▶ _Available data_
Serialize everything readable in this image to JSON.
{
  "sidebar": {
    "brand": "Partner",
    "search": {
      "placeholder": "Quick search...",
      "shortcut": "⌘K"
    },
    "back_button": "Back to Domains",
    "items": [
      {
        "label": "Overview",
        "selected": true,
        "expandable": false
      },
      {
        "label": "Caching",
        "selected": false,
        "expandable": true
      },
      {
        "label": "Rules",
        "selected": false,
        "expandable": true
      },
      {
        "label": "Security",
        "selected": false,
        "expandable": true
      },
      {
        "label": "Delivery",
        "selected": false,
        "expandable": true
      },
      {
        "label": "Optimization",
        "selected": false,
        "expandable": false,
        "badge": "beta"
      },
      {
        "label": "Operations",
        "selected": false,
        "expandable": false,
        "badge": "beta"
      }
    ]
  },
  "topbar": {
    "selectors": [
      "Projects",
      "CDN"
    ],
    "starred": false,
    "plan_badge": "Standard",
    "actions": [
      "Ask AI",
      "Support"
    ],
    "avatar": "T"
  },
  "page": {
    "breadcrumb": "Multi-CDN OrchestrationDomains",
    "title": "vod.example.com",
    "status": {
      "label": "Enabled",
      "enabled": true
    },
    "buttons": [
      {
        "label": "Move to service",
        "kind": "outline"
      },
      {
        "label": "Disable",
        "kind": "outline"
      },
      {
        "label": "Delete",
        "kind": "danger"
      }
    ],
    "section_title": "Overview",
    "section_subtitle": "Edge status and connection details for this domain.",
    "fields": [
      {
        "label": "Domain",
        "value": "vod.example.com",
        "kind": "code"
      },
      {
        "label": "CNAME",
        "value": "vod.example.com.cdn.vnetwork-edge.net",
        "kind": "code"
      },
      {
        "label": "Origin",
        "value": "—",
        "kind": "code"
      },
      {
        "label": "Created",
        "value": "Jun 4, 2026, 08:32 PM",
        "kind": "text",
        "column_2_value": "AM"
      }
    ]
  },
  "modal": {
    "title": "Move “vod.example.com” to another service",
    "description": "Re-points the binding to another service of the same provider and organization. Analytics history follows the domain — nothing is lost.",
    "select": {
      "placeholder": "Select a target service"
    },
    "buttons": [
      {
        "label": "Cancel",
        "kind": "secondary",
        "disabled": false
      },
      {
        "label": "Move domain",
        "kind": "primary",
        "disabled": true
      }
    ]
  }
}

▶ _Short task_
Copy every record exactly, with nothing added or dropped.

▶ _Final result_
Serialize everything readable in this image to JSON.
{
  "sidebar": {
    "brand": "Partner",
    "search": {
      "placeholder": "Quick search...",
      "shortcut": "⌘K"
    },
    "back_button": "Back to Domains",
    "items": [
      {
        "label": "Overview",
        "selected": true,
        "expandable": false
      },
      {
        "label": "Caching",
        "selected": false,
        "expandable": true
      },
      {
        "label": "Rules",
        "selected": false,
        "expandable": true
      },
      {
        "label": "Security",
        "selected": false,
        "expandable": true
      },
      {
        "label": "Delivery",
        "selected": false,
        "expandable": true
      },
      {
        "label": "Optimization",
        "selected": false,
        "expandable": false,
        "badge": "beta"
      },
      {
        "label": "Operations",
        "selected": false,
        "expandable": false,
        "badge": "beta"
      }
    ]
  },
  "topbar": {
    "selectors": [
      "Projects",
      "CDN"
    ],
    "starred": false,
    "plan_badge": "Standard",
    "actions": [
      "Ask AI",
      "Support"
    ],
    "avatar": "T"
  },
  "page": {
    "breadcrumb": "Multi-CDN OrchestrationDomains",
    "title": "vod.example.com",
    "status": {
      "label": "Enabled",
      "enabled": true
    },
    "buttons": [
      {
        "label": "Move to service",
        "kind": "outline"
      },
      {
        "label": "Disable",
        "kind": "outline"
      },
      {
        "label": "Delete",
        "kind": "danger"
      }
    ],
    "section_title": "Overview",
    "section_subtitle": "Edge status and connection details for this domain.",
    "fields": [
      {
        "label": "Domain",
        "value": "vod.example.com",
        "kind": "code"
      },
      {
        "label": "CNAME",
        "value": "vod.example.com.cdn.vnetwork-edge.net",
        "kind": "code"
      },
      {
        "label": "Origin",
        "value": "—",
        "kind": "code"
      },
      {
        "label": "Created",
        "value": "Jun 4, 2026, 08:32 PM",
        "kind": "text",
        "column_2_value": "AM"
      }
    ]
  },
  "modal": {
    "title": "Move “vod.example.com” to another service",
    "description": "Re-points the binding to another service of the same provider and organization. Analytics history follows the domain — nothing is lost.",
    "select": {
      "placeholder": "Select a target service"
    },
    "buttons": [
      {
        "label": "Cancel",
        "kind": "secondary",
        "disabled": false
      },
      {
        "label": "Move domain",
        "kind": "primary",
        "disabled": true
      }
    ]
  }
}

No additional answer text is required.